▼

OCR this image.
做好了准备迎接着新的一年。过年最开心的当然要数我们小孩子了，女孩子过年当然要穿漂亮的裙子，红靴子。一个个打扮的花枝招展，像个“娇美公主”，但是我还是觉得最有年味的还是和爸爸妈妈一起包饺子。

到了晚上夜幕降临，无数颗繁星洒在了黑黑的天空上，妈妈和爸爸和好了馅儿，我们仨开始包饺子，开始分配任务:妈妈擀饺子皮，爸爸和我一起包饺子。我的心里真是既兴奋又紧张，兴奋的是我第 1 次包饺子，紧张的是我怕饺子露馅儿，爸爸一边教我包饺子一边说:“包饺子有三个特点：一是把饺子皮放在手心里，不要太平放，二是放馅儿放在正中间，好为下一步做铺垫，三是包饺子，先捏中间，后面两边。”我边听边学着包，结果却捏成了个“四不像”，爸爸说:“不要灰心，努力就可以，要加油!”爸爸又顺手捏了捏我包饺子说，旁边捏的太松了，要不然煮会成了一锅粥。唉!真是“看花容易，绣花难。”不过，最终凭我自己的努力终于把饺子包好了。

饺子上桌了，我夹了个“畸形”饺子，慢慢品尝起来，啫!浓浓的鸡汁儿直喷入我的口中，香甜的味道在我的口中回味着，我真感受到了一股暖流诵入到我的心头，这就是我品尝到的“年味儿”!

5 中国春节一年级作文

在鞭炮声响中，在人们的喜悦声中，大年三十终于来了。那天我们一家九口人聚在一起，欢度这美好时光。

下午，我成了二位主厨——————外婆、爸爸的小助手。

▲

-- Exercise objective --
Would you write down every record again, exactly?

-- Solution for this problem --
OCR this image.
做好了准备迎接着新的一年。过年最开心的当然要数我们小孩子了，女孩子过年当然要穿漂亮的裙子，红靴子。一个个打扮的花枝招展，像个“娇美公主”，但是我还是觉得最有年味的还是和爸爸妈妈一起包饺子。

到了晚上夜幕降临，无数颗繁星洒在了黑黑的天空上，妈妈和爸爸和好了馅儿，我们仨开始包饺子，开始分配任务:妈妈擀饺子皮，爸爸和我一起包饺子。我的心里真是既兴奋又紧张，兴奋的是我第 1 次包饺子，紧张的是我怕饺子露馅儿，爸爸一边教我包饺子一边说:“包饺子有三个特点：一是把饺子皮放在手心里，不要太平放，二是放馅儿放在正中间，好为下一步做铺垫，三是包饺子，先捏中间，后面两边。”我边听边学着包，结果却捏成了个“四不像”，爸爸说:“不要灰心，努力就可以，要加油!”爸爸又顺手捏了捏我包饺子说，旁边捏的太松了，要不然煮会成了一锅粥。唉!真是“看花容易，绣花难。”不过，最终凭我自己的努力终于把饺子包好了。

饺子上桌了，我夹了个“畸形”饺子，慢慢品尝起来，啫!浓浓的鸡汁儿直喷入我的口中，香甜的味道在我的口中回味着，我真感受到了一股暖流诵入到我的心头，这就是我品尝到的“年味儿”!

5 中国春节一年级作文

在鞭炮声响中，在人们的喜悦声中，大年三十终于来了。那天我们一家九口人聚在一起，欢度这美好时光。

下午，我成了二位主厨——————外婆、爸爸的小助手。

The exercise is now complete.